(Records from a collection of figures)
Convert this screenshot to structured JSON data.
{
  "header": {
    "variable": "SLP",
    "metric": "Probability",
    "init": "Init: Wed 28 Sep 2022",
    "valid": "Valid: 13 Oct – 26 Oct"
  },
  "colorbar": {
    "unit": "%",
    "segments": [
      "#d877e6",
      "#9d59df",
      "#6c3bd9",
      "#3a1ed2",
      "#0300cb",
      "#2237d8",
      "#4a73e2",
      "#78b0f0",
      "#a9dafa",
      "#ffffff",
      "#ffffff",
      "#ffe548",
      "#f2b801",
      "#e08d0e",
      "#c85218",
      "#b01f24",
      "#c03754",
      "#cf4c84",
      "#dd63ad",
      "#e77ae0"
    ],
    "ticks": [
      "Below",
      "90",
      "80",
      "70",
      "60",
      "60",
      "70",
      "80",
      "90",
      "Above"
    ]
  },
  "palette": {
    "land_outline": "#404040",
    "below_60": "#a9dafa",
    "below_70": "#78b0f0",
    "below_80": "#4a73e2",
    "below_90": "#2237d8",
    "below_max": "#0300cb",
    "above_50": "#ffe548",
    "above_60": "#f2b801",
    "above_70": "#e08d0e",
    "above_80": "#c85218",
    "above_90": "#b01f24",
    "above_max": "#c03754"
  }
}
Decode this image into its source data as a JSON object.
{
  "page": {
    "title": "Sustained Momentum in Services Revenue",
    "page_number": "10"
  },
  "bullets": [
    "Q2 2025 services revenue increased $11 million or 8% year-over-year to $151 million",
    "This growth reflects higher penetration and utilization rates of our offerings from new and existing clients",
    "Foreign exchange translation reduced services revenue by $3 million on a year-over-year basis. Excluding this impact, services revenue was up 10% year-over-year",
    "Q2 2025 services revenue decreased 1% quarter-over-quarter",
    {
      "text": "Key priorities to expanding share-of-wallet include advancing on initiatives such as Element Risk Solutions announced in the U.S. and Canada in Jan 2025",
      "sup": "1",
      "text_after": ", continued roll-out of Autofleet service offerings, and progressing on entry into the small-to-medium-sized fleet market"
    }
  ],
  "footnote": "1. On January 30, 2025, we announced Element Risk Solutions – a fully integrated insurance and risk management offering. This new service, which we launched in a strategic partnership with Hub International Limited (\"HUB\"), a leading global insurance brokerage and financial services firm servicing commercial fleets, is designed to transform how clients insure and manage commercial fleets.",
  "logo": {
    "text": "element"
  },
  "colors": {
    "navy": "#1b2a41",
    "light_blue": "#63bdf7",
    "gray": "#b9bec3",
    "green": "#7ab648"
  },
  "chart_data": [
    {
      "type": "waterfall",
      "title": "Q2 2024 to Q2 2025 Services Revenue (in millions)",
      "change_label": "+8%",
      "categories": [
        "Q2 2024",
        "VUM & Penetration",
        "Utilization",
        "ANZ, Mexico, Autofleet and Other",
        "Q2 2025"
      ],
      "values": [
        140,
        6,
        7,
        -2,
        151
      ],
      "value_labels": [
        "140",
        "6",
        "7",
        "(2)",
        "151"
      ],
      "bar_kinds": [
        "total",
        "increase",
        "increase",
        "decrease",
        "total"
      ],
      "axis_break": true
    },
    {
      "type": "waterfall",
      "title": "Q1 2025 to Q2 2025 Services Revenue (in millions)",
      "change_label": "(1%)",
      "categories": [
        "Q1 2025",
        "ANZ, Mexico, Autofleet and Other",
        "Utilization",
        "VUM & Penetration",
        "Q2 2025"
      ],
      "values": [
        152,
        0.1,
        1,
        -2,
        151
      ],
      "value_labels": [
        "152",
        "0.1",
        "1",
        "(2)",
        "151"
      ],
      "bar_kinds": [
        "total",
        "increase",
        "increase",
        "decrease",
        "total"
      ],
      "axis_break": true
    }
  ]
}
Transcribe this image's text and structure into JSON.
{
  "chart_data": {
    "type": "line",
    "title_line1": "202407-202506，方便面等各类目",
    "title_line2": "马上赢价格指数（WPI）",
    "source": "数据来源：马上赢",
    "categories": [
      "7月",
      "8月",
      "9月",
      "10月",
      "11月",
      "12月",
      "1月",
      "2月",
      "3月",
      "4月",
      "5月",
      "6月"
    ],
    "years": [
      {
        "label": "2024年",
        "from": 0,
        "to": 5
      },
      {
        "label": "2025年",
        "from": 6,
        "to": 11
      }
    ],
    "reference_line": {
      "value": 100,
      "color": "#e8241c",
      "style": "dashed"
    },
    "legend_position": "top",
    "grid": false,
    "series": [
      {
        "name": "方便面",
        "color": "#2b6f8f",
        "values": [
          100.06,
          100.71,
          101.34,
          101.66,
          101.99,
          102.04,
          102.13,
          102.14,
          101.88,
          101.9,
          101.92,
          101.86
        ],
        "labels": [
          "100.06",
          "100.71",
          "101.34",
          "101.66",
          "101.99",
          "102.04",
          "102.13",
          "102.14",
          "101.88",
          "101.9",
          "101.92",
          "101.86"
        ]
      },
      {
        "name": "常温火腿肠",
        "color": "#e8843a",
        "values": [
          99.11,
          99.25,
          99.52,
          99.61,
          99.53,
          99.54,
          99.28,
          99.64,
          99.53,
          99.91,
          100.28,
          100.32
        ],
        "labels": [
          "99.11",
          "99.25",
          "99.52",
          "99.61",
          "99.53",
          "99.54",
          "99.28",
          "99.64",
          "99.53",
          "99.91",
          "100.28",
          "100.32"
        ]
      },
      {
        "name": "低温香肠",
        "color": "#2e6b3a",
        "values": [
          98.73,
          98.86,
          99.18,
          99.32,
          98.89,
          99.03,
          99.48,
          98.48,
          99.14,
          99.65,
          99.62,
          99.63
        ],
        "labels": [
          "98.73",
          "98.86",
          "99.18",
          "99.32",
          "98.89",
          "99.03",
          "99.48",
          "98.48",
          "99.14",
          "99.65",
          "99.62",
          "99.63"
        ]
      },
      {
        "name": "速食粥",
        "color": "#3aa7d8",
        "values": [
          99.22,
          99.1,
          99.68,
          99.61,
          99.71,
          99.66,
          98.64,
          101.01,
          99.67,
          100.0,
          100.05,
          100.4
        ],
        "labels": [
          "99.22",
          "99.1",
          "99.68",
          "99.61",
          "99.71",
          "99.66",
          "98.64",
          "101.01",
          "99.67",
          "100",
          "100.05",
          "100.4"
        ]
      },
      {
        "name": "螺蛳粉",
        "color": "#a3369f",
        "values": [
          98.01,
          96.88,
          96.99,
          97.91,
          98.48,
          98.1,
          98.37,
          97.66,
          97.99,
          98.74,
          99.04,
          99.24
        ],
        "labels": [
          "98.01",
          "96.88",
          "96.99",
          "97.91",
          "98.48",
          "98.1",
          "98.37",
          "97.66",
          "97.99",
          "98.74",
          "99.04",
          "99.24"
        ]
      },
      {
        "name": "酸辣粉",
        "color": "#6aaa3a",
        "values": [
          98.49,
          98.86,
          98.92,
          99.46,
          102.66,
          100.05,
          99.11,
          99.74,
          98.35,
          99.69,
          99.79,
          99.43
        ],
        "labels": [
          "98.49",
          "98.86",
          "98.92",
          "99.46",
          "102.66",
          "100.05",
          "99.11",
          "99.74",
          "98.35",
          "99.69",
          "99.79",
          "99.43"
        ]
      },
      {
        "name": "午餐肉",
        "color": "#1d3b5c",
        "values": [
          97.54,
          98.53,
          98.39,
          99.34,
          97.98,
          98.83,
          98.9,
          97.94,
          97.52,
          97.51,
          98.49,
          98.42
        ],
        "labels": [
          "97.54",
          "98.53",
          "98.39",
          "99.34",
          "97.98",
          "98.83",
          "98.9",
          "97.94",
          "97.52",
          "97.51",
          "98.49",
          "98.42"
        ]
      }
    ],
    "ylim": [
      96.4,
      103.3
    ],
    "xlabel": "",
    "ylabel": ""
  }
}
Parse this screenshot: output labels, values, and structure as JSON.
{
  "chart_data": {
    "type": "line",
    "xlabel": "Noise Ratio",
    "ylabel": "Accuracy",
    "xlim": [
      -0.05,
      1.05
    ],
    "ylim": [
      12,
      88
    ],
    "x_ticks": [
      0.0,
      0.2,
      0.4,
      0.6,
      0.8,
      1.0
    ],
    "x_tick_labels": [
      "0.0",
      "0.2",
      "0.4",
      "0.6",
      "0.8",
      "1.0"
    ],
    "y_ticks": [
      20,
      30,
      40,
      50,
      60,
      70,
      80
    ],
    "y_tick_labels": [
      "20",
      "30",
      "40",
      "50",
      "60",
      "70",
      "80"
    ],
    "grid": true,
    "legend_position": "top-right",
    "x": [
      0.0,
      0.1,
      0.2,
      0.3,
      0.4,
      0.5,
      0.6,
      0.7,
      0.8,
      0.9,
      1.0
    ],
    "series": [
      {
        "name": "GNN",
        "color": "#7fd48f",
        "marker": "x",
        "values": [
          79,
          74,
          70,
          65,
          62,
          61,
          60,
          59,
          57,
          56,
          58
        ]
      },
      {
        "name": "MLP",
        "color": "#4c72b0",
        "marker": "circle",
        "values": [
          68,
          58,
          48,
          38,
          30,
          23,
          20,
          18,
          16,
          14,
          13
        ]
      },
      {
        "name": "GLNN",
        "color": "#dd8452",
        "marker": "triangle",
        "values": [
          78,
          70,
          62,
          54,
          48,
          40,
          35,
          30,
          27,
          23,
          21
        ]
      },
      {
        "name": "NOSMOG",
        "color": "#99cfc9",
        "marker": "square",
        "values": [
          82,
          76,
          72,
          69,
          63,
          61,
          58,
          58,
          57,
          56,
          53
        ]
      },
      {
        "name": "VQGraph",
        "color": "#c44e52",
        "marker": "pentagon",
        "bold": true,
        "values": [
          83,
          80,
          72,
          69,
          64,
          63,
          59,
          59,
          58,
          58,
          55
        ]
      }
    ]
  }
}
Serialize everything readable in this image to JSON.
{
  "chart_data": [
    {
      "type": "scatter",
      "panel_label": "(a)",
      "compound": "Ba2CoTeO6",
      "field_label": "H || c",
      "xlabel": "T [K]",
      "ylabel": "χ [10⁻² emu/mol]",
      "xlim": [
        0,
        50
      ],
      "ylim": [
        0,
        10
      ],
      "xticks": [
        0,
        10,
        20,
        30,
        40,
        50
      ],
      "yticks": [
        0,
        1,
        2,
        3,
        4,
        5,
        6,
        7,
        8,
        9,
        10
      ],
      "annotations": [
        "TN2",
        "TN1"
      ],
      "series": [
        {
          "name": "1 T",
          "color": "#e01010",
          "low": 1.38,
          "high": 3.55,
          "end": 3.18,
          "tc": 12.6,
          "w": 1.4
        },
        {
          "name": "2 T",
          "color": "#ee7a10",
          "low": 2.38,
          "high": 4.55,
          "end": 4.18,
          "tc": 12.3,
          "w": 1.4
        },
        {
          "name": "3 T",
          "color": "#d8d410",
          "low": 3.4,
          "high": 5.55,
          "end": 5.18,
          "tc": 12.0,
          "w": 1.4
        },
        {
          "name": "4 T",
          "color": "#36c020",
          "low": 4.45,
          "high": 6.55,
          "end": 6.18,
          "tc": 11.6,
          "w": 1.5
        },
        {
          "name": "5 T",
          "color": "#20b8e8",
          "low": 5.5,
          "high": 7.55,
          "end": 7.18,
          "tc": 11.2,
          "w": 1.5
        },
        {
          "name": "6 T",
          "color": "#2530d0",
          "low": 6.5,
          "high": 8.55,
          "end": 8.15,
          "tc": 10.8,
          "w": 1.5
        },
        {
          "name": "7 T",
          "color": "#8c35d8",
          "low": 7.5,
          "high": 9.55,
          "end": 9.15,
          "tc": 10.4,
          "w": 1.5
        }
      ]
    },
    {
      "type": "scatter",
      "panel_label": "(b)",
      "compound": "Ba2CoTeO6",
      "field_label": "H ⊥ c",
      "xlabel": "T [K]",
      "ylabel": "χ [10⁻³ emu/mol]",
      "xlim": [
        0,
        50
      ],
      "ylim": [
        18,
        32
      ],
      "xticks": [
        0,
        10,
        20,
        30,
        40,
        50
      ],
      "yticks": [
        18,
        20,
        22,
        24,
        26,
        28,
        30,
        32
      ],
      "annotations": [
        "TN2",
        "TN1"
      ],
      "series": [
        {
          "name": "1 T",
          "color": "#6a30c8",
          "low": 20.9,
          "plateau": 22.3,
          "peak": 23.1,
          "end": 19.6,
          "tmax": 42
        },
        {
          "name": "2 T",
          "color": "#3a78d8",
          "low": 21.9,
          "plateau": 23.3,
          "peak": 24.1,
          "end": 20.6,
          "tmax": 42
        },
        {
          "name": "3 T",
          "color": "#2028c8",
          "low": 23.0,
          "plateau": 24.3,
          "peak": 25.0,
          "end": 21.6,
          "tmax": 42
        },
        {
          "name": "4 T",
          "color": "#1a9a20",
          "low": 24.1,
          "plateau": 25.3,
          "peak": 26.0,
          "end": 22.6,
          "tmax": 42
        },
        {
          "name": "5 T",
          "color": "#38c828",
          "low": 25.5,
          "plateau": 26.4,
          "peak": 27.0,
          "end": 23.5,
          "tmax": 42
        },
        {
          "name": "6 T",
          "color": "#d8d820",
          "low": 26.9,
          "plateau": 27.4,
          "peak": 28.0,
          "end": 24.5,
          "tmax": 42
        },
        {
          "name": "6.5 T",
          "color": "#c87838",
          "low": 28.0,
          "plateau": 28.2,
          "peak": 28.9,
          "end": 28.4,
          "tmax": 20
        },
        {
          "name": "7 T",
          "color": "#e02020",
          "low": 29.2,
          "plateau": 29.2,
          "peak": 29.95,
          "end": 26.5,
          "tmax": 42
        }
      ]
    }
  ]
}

■ **Exercise brief**
Search the listing for the string "millions". Copy each line where it turns up.

■ **Full output**
      "title": "Q2 2024 to Q2 2025 Services Revenue (in millions)",
      "title": "Q1 2025 to Q2 2025 Services Revenue (in millions)",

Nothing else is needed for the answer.